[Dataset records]

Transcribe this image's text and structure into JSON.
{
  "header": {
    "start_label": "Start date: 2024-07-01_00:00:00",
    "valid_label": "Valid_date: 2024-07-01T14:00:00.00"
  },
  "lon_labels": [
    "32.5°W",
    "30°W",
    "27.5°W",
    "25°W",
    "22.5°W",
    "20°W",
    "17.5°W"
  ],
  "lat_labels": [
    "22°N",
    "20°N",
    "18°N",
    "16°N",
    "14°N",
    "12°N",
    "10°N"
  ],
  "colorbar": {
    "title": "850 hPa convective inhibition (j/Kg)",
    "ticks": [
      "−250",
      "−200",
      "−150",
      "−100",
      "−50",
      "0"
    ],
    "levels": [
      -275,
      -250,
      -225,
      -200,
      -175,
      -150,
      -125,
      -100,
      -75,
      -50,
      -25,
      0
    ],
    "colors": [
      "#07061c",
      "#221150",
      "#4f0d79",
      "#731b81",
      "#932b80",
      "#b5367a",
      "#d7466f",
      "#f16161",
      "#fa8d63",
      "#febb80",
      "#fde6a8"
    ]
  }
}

| DO THIS |
Go through the listing and print each line exactly as it appears.

| WRITTEN ANSWER |
Transcribe this image's text and structure into JSON.
{
  "header": {
    "start_label": "Start date: 2024-07-01_00:00:00",
    "valid_label": "Valid_date: 2024-07-01T14:00:00.00"
  },
  "lon_labels": [
    "32.5°W",
    "30°W",
    "27.5°W",
    "25°W",
    "22.5°W",
    "20°W",
    "17.5°W"
  ],
  "lat_labels": [
    "22°N",
    "20°N",
    "18°N",
    "16°N",
    "14°N",
    "12°N",
    "10°N"
  ],
  "colorbar": {
    "title": "850 hPa convective inhibition (j/Kg)",
    "ticks": [
      "−250",
      "−200",
      "−150",
      "−100",
      "−50",
      "0"
    ],
    "levels": [
      -275,
      -250,
      -225,
      -200,
      -175,
      -150,
      -125,
      -100,
      -75,
      -50,
      -25,
      0
    ],
    "colors": [
      "#07061c",
      "#221150",
      "#4f0d79",
      "#731b81",
      "#932b80",
      "#b5367a",
      "#d7466f",
      "#f16161",
      "#fa8d63",
      "#febb80",
      "#fde6a8"
    ]
  }
}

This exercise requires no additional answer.